Part of pulling off the impersonation of a US resident involves signing up for MT through an account at a firm that uses a VPN to issue US IP addresses to internet users outside the U.S. Indeed, aspiring non-US MT workers have an even bigger incentive to do that now because Amazon, in response to fraudulent use of its services, no longer enrolls new non-US workers into the MT labor force.
Shapiro, Chandler & Muller recommend checking the IP addresses of subjects in “US only” studies and removing from the sample those whose IP addresses showed they participated from India or another country.
But this is not a very satisfying suggestion. Just as MT workers can use a VPN to misrepresent themselves as U.S.-residents when they initially enroll in MT, so they can use a VPN to disguise the location from which they are participating in U.S.-only studies.
Why wouldn’t they? If they didn’t lie, they might not be eligible to “work” as a study subjects–or work period if they signed up after the period in which Amazon stopped enrolling non-US workers.
True, lying is dishonest. But so are a great many of the things that MT workers routinely do for paying MT requesters.
Charmingly, Shapiro, Chandler and Muller (2013) also found that MT subjects, who are notorious for performing MT tasks at the office when they are supposed to be working, score high on a standard measure of the disposition to engage in “malingering.”
That’s a finding I have complete confidence in. Remember, samples that are not “valid” for studying certain types of dynamics can still be perfectly valid for studying others.
The name for Amazon’s “Mechanical Turk” service comes from a historical episode in the late 18th century in which a con artist duped amazed members of the public into paying him a small fee for the chance to play chess against “the Turk”—a large, turban-wearing, pipe-smoking manikin who appeared to be spontaneously moving his own pieces with his mechanized arm and hand.
The profitable ruse went on for decades, until finally, in the 1820s, it was discovered that the “Turk” was being operated by a human chess player hidden underneath its boxy chassis.
○ ○ ○
What to produce
Pick up the passage on Mechanical Turk study subjects after its final sentence and continue it.
○ ○ ○
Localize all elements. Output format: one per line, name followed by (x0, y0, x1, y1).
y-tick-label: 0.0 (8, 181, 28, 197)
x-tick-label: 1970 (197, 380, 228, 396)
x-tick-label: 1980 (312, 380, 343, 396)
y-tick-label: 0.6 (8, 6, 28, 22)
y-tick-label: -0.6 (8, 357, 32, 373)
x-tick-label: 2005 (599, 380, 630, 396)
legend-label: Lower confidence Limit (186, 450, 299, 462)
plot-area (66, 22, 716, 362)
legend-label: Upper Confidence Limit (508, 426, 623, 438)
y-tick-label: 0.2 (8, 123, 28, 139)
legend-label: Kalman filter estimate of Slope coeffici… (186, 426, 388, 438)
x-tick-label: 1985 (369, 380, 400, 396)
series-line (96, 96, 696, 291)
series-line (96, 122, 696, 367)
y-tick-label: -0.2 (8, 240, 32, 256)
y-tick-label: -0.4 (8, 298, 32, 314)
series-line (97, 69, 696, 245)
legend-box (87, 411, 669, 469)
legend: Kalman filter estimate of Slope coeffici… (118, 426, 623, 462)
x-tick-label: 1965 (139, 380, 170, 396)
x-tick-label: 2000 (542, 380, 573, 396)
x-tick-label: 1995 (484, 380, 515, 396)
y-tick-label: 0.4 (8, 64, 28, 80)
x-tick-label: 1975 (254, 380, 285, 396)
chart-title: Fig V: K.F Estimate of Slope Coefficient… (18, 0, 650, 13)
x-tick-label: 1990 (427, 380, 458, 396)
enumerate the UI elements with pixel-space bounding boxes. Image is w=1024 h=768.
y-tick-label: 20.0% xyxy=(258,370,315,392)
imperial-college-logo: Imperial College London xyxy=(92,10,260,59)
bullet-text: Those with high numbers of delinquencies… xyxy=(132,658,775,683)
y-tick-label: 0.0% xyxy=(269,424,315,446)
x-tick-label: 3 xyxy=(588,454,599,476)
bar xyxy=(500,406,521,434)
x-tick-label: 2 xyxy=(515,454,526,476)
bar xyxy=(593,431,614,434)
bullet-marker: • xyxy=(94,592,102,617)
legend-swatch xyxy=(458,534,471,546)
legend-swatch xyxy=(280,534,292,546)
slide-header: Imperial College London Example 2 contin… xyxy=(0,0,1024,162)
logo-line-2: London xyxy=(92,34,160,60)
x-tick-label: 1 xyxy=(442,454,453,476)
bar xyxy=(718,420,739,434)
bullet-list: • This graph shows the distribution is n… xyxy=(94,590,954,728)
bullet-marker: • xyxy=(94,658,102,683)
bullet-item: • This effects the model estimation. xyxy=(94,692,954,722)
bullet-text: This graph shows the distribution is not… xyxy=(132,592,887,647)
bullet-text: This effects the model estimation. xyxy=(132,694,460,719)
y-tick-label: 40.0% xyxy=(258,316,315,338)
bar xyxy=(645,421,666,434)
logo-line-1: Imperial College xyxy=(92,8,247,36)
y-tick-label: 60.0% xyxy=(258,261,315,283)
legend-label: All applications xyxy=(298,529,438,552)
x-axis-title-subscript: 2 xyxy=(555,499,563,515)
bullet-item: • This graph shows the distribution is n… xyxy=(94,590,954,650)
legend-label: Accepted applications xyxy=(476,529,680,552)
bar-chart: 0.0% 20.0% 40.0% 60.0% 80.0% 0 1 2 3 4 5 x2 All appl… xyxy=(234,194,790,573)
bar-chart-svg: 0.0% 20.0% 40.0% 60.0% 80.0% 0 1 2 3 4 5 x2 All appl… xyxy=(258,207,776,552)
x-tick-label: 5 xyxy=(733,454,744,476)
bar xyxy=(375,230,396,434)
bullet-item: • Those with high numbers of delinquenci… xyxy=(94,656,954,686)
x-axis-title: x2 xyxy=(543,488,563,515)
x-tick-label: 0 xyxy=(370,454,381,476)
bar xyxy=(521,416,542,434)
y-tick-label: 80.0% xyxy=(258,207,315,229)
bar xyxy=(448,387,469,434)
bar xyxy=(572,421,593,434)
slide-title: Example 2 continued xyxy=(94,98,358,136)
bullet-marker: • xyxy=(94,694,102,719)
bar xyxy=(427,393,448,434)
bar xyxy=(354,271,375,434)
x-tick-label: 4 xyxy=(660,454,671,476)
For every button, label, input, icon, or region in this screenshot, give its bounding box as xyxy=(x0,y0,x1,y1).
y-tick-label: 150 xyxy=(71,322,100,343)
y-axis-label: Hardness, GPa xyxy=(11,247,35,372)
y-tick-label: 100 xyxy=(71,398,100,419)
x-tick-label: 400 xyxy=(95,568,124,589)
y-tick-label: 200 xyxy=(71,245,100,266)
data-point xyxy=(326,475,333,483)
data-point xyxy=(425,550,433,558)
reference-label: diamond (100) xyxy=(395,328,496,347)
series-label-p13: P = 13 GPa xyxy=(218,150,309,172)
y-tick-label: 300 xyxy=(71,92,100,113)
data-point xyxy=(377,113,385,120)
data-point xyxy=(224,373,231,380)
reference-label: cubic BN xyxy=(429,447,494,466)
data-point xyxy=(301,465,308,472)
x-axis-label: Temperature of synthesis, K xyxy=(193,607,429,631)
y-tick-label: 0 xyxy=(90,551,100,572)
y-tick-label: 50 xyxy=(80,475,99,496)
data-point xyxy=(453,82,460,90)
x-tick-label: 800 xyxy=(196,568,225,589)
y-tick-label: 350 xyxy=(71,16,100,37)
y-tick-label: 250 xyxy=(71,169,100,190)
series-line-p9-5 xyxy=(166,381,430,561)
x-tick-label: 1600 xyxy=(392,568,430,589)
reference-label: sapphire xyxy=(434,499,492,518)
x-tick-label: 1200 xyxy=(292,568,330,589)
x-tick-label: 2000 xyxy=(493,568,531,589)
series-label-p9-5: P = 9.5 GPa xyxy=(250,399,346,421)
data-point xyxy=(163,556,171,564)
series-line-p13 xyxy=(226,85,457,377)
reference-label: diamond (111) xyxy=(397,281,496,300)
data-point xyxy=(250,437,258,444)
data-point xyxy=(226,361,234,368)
○ ○ ○
Task output
Today social scientists are lining up to pay a small fee—precisely because it is so much smaller than what it costs to recruit valid general population sample—to collect data on Amazon’s “Mechanical Turk.”
But if the prying open of the box reveals that the subjects performing the truly astonishing feats of cognition being observed in these researchers’ studies are “malingering” college students in Mumbai posing as “U.S. Democrats” and “Republicans” in between jobs writing bogus product reviews and cataloging sex acts in on-line porn clips, I suspect these researchers will feel more foolish than anyone who paid to play chess with the original “Turk.”
Some references
Berinsky, A. J., Huber, G. A., & Lenz, G. S. (2011). Using Mechanical Turk as a subject recruitment tool for experimental research. Political Analysis, 20(3), 351-368.
Chandler, J., Mueller, P., & Paolacci, G. Methodological Concerns and Advanced Uses of Crowdsourcing in Psychological Research (in press) Behavior Research Methods.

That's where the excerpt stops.